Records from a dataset
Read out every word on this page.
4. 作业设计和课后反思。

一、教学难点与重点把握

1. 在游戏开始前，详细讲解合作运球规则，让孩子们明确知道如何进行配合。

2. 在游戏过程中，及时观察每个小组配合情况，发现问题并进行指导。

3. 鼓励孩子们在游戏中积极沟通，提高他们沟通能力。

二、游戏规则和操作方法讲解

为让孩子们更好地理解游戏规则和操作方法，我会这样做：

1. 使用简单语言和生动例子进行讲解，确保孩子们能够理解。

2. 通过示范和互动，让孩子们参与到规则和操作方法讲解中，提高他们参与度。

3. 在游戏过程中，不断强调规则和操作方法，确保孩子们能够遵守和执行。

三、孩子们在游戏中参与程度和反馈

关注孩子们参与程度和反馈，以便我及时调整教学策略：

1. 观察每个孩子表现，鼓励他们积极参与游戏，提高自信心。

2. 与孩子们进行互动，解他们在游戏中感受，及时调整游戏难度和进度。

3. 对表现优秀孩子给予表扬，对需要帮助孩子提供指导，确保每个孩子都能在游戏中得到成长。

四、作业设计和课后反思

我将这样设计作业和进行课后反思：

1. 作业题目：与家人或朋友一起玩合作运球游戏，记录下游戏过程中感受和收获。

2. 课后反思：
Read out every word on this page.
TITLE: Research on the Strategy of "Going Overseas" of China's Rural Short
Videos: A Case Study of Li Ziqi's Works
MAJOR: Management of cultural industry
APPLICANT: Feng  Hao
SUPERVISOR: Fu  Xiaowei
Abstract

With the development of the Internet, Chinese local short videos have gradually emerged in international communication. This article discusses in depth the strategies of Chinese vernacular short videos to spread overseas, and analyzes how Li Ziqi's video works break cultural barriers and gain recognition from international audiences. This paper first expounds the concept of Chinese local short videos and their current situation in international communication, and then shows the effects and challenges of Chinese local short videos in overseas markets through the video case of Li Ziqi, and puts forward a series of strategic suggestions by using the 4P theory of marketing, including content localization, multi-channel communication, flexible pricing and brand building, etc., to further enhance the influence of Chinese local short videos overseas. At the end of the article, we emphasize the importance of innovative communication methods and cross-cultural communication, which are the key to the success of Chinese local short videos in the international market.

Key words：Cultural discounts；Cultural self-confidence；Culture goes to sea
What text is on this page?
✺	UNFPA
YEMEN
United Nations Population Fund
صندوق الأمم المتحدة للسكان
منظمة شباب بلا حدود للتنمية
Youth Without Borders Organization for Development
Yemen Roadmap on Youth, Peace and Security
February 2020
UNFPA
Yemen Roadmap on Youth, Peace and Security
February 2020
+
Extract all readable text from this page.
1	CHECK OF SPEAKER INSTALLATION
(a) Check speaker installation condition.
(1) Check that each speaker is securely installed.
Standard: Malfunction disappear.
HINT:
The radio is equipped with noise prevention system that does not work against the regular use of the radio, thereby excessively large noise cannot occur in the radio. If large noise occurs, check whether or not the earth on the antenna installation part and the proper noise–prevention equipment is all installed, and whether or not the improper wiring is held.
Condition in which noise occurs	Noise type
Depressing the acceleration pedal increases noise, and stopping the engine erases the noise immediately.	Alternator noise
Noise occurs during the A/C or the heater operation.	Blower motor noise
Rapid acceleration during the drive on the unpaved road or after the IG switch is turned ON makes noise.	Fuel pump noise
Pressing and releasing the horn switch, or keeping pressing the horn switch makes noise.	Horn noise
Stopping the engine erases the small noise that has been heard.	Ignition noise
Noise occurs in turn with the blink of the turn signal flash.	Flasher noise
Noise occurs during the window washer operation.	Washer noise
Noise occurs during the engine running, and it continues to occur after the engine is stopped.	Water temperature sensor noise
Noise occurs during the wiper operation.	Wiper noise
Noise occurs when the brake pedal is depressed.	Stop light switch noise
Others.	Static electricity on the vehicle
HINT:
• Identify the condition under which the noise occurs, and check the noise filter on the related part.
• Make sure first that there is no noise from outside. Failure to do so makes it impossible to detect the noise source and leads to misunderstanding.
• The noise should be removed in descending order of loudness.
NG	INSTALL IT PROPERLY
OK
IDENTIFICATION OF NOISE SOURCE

Instruction
Each line must be given again exactly as written above.

Output of the task
Read out every word on this page.
4. 作业设计和课后反思。

一、教学难点与重点把握

1. 在游戏开始前，详细讲解合作运球规则，让孩子们明确知道如何进行配合。

2. 在游戏过程中，及时观察每个小组配合情况，发现问题并进行指导。

3. 鼓励孩子们在游戏中积极沟通，提高他们沟通能力。

二、游戏规则和操作方法讲解

为让孩子们更好地理解游戏规则和操作方法，我会这样做：

1. 使用简单语言和生动例子进行讲解，确保孩子们能够理解。

2. 通过示范和互动，让孩子们参与到规则和操作方法讲解中，提高他们参与度。

3. 在游戏过程中，不断强调规则和操作方法，确保孩子们能够遵守和执行。

三、孩子们在游戏中参与程度和反馈

关注孩子们参与程度和反馈，以便我及时调整教学策略：

1. 观察每个孩子表现，鼓励他们积极参与游戏，提高自信心。

2. 与孩子们进行互动，解他们在游戏中感受，及时调整游戏难度和进度。

3. 对表现优秀孩子给予表扬，对需要帮助孩子提供指导，确保每个孩子都能在游戏中得到成长。

四、作业设计和课后反思

我将这样设计作业和进行课后反思：

1. 作业题目：与家人或朋友一起玩合作运球游戏，记录下游戏过程中感受和收获。

2. 课后反思：
Read out every word on this page.
TITLE: Research on the Strategy of "Going Overseas" of China's Rural Short
Videos: A Case Study of Li Ziqi's Works
MAJOR: Management of cultural industry
APPLICANT: Feng  Hao
SUPERVISOR: Fu  Xiaowei
Abstract

With the development of the Internet, Chinese local short videos have gradually emerged in international communication. This article discusses in depth the strategies of Chinese vernacular short videos to spread overseas, and analyzes how Li Ziqi's video works break cultural barriers and gain recognition from international audiences. This paper first expounds the concept of Chinese local short videos and their current situation in international communication, and then shows the effects and challenges of Chinese local short videos in overseas markets through the video case of Li Ziqi, and puts forward a series of strategic suggestions by using the 4P theory of marketing, including content localization, multi-channel communication, flexible pricing and brand building, etc., to further enhance the influence of Chinese local short videos overseas. At the end of the article, we emphasize the importance of innovative communication methods and cross-cultural communication, which are the key to the success of Chinese local short videos in the international market.

Key words：Cultural discounts；Cultural self-confidence；Culture goes to sea
What text is on this page?
✺	UNFPA
YEMEN
United Nations Population Fund
صندوق الأمم المتحدة للسكان
منظمة شباب بلا حدود للتنمية
Youth Without Borders Organization for Development
Yemen Roadmap on Youth, Peace and Security
February 2020
UNFPA
Yemen Roadmap on Youth, Peace and Security
February 2020
+
Extract all readable text from this page.
1	CHECK OF SPEAKER INSTALLATION
(a) Check speaker installation condition.
(1) Check that each speaker is securely installed.
Standard: Malfunction disappear.
HINT:
The radio is equipped with noise prevention system that does not work against the regular use of the radio, thereby excessively large noise cannot occur in the radio. If large noise occurs, check whether or not the earth on the antenna installation part and the proper noise–prevention equipment is all installed, and whether or not the improper wiring is held.
Condition in which noise occurs	Noise type
Depressing the acceleration pedal increases noise, and stopping the engine erases the noise immediately.	Alternator noise
Noise occurs during the A/C or the heater operation.	Blower motor noise
Rapid acceleration during the drive on the unpaved road or after the IG switch is turned ON makes noise.	Fuel pump noise
Pressing and releasing the horn switch, or keeping pressing the horn switch makes noise.	Horn noise
Stopping the engine erases the small noise that has been heard.	Ignition noise
Noise occurs in turn with the blink of the turn signal flash.	Flasher noise
Noise occurs during the window washer operation.	Washer noise
Noise occurs during the engine running, and it continues to occur after the engine is stopped.	Water temperature sensor noise
Noise occurs during the wiper operation.	Wiper noise
Noise occurs when the brake pedal is depressed.	Stop light switch noise
Others.	Static electricity on the vehicle
HINT:
• Identify the condition under which the noise occurs, and check the noise filter on the related part.
• Make sure first that there is no noise from outside. Failure to do so makes it impossible to detect the noise source and leads to misunderstanding.
• The noise should be removed in descending order of loudness.
NG	INSTALL IT PROPERLY
OK
IDENTIFICATION OF NOISE SOURCE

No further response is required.